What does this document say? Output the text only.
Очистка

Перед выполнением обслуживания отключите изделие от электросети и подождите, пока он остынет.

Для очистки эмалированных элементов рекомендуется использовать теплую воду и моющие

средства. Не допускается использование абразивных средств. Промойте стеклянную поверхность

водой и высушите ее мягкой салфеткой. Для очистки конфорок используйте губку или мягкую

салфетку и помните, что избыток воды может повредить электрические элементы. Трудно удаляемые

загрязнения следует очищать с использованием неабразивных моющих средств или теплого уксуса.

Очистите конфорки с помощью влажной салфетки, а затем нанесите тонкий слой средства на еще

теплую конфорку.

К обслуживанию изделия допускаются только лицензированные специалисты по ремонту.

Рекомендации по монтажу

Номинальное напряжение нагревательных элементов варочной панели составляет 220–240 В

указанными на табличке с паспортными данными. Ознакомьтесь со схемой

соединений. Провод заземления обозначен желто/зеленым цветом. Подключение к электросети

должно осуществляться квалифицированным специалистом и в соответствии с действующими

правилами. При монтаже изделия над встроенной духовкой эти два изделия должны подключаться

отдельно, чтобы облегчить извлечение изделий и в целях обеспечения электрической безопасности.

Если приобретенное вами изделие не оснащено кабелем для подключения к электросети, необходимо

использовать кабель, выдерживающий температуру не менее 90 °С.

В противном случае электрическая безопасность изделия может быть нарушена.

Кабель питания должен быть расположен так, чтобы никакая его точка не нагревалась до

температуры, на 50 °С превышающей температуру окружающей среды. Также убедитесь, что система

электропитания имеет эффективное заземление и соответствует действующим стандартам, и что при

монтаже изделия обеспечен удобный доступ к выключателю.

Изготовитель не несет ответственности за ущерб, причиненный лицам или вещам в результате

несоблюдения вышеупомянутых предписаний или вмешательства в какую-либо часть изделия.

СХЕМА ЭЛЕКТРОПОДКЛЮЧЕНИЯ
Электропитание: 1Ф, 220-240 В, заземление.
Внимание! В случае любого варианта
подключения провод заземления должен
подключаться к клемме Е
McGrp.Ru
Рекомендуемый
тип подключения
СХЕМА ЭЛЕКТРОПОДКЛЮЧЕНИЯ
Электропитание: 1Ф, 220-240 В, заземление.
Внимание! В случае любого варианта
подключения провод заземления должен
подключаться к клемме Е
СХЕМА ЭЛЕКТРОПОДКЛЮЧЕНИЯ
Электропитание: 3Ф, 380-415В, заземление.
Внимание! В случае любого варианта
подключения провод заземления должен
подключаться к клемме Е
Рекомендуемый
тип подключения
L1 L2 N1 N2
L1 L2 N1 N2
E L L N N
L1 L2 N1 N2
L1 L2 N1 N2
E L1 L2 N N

··········

- _Directive_: Copy all the records above precisely.

- _Response to the task_:
What does this document say? Output the text only.
Очистка

Перед выполнением обслуживания отключите изделие от электросети и подождите, пока он остынет.

Для очистки эмалированных элементов рекомендуется использовать теплую воду и моющие

средства. Не допускается использование абразивных средств. Промойте стеклянную поверхность

водой и высушите ее мягкой салфеткой. Для очистки конфорок используйте губку или мягкую

салфетку и помните, что избыток воды может повредить электрические элементы. Трудно удаляемые

загрязнения следует очищать с использованием неабразивных моющих средств или теплого уксуса.

Очистите конфорки с помощью влажной салфетки, а затем нанесите тонкий слой средства на еще

теплую конфорку.

К обслуживанию изделия допускаются только лицензированные специалисты по ремонту.

Рекомендации по монтажу

Номинальное напряжение нагревательных элементов варочной панели составляет 220–240 В

указанными на табличке с паспортными данными. Ознакомьтесь со схемой

соединений. Провод заземления обозначен желто/зеленым цветом. Подключение к электросети

должно осуществляться квалифицированным специалистом и в соответствии с действующими

правилами. При монтаже изделия над встроенной духовкой эти два изделия должны подключаться

отдельно, чтобы облегчить извлечение изделий и в целях обеспечения электрической безопасности.

Если приобретенное вами изделие не оснащено кабелем для подключения к электросети, необходимо

использовать кабель, выдерживающий температуру не менее 90 °С.

В противном случае электрическая безопасность изделия может быть нарушена.

Кабель питания должен быть расположен так, чтобы никакая его точка не нагревалась до

температуры, на 50 °С превышающей температуру окружающей среды. Также убедитесь, что система

электропитания имеет эффективное заземление и соответствует действующим стандартам, и что при

монтаже изделия обеспечен удобный доступ к выключателю.

Изготовитель не несет ответственности за ущерб, причиненный лицам или вещам в результате

несоблюдения вышеупомянутых предписаний или вмешательства в какую-либо часть изделия.

СХЕМА ЭЛЕКТРОПОДКЛЮЧЕНИЯ
Электропитание: 1Ф, 220-240 В, заземление.
Внимание! В случае любого варианта
подключения провод заземления должен
подключаться к клемме Е
McGrp.Ru
Рекомендуемый
тип подключения
СХЕМА ЭЛЕКТРОПОДКЛЮЧЕНИЯ
Электропитание: 1Ф, 220-240 В, заземление.
Внимание! В случае любого варианта
подключения провод заземления должен
подключаться к клемме Е
СХЕМА ЭЛЕКТРОПОДКЛЮЧЕНИЯ
Электропитание: 3Ф, 380-415В, заземление.
Внимание! В случае любого варианта
подключения провод заземления должен
подключаться к клемме Е
Рекомендуемый
тип подключения
L1 L2 N1 N2
L1 L2 N1 N2
E L L N N
L1 L2 N1 N2
L1 L2 N1 N2
E L1 L2 N N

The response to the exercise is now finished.